# What is expected
Copy every line of the listing below word for word, leaving nothing out and changing nothing.

*** Given data ***

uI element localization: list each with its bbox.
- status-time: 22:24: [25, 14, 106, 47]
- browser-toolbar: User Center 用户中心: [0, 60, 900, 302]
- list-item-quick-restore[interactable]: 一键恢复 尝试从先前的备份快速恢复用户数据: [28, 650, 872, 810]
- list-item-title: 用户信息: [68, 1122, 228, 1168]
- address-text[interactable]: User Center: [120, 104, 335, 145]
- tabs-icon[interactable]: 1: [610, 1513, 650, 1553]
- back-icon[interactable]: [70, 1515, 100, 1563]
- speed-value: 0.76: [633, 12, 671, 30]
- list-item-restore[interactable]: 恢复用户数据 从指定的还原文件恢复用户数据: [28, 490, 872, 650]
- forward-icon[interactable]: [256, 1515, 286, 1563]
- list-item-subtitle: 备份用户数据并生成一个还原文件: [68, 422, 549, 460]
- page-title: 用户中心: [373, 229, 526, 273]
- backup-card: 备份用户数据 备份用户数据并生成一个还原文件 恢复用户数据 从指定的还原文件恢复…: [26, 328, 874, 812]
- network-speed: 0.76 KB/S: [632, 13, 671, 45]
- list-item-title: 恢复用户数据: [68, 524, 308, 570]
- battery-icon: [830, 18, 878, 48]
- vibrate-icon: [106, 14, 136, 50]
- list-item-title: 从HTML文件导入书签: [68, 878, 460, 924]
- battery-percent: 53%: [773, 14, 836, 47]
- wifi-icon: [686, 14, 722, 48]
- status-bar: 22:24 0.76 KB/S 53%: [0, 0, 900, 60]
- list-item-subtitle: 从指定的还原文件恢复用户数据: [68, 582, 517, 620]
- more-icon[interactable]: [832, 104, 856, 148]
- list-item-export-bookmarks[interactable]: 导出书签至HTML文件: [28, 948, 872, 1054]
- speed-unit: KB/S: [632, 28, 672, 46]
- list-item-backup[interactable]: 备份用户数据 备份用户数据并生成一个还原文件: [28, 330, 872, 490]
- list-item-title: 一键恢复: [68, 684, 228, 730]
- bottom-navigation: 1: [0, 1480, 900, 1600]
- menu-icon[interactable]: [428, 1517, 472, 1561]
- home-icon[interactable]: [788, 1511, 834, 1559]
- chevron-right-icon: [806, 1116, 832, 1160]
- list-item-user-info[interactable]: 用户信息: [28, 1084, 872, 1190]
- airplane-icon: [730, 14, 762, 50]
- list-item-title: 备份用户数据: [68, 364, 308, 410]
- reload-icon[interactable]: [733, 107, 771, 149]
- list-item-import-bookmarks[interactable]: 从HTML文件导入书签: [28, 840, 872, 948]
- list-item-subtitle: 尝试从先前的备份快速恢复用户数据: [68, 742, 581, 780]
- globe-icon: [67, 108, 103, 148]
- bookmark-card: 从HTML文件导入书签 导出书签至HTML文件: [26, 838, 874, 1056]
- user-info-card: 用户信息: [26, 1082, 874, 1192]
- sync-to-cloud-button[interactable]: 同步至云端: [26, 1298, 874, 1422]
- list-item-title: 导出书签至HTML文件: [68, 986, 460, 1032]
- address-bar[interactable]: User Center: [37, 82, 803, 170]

***

# Task output
uI element localization: list each with its bbox.
- status-time: 22:24: [25, 14, 106, 47]
- browser-toolbar: User Center 用户中心: [0, 60, 900, 302]
- list-item-quick-restore[interactable]: 一键恢复 尝试从先前的备份快速恢复用户数据: [28, 650, 872, 810]
- list-item-title: 用户信息: [68, 1122, 228, 1168]
- address-text[interactable]: User Center: [120, 104, 335, 145]
- tabs-icon[interactable]: 1: [610, 1513, 650, 1553]
- back-icon[interactable]: [70, 1515, 100, 1563]
- speed-value: 0.76: [633, 12, 671, 30]
- list-item-restore[interactable]: 恢复用户数据 从指定的还原文件恢复用户数据: [28, 490, 872, 650]
- forward-icon[interactable]: [256, 1515, 286, 1563]
- list-item-subtitle: 备份用户数据并生成一个还原文件: [68, 422, 549, 460]
- page-title: 用户中心: [373, 229, 526, 273]
- backup-card: 备份用户数据 备份用户数据并生成一个还原文件 恢复用户数据 从指定的还原文件恢复…: [26, 328, 874, 812]
- network-speed: 0.76 KB/S: [632, 13, 671, 45]
- list-item-title: 恢复用户数据: [68, 524, 308, 570]
- battery-icon: [830, 18, 878, 48]
- vibrate-icon: [106, 14, 136, 50]
- list-item-title: 从HTML文件导入书签: [68, 878, 460, 924]
- battery-percent: 53%: [773, 14, 836, 47]
- wifi-icon: [686, 14, 722, 48]
- status-bar: 22:24 0.76 KB/S 53%: [0, 0, 900, 60]
- list-item-subtitle: 从指定的还原文件恢复用户数据: [68, 582, 517, 620]
- more-icon[interactable]: [832, 104, 856, 148]
- list-item-export-bookmarks[interactable]: 导出书签至HTML文件: [28, 948, 872, 1054]
- speed-unit: KB/S: [632, 28, 672, 46]
- list-item-backup[interactable]: 备份用户数据 备份用户数据并生成一个还原文件: [28, 330, 872, 490]
- list-item-title: 一键恢复: [68, 684, 228, 730]
- bottom-navigation: 1: [0, 1480, 900, 1600]
- menu-icon[interactable]: [428, 1517, 472, 1561]
- home-icon[interactable]: [788, 1511, 834, 1559]
- chevron-right-icon: [806, 1116, 832, 1160]
- list-item-user-info[interactable]: 用户信息: [28, 1084, 872, 1190]
- airplane-icon: [730, 14, 762, 50]
- list-item-title: 备份用户数据: [68, 364, 308, 410]
- reload-icon[interactable]: [733, 107, 771, 149]
- list-item-import-bookmarks[interactable]: 从HTML文件导入书签: [28, 840, 872, 948]
- list-item-subtitle: 尝试从先前的备份快速恢复用户数据: [68, 742, 581, 780]
- globe-icon: [67, 108, 103, 148]
- bookmark-card: 从HTML文件导入书签 导出书签至HTML文件: [26, 838, 874, 1056]
- user-info-card: 用户信息: [26, 1082, 874, 1192]
- sync-to-cloud-button[interactable]: 同步至云端: [26, 1298, 874, 1422]
- list-item-title: 导出书签至HTML文件: [68, 986, 460, 1032]
- address-bar[interactable]: User Center: [37, 82, 803, 170]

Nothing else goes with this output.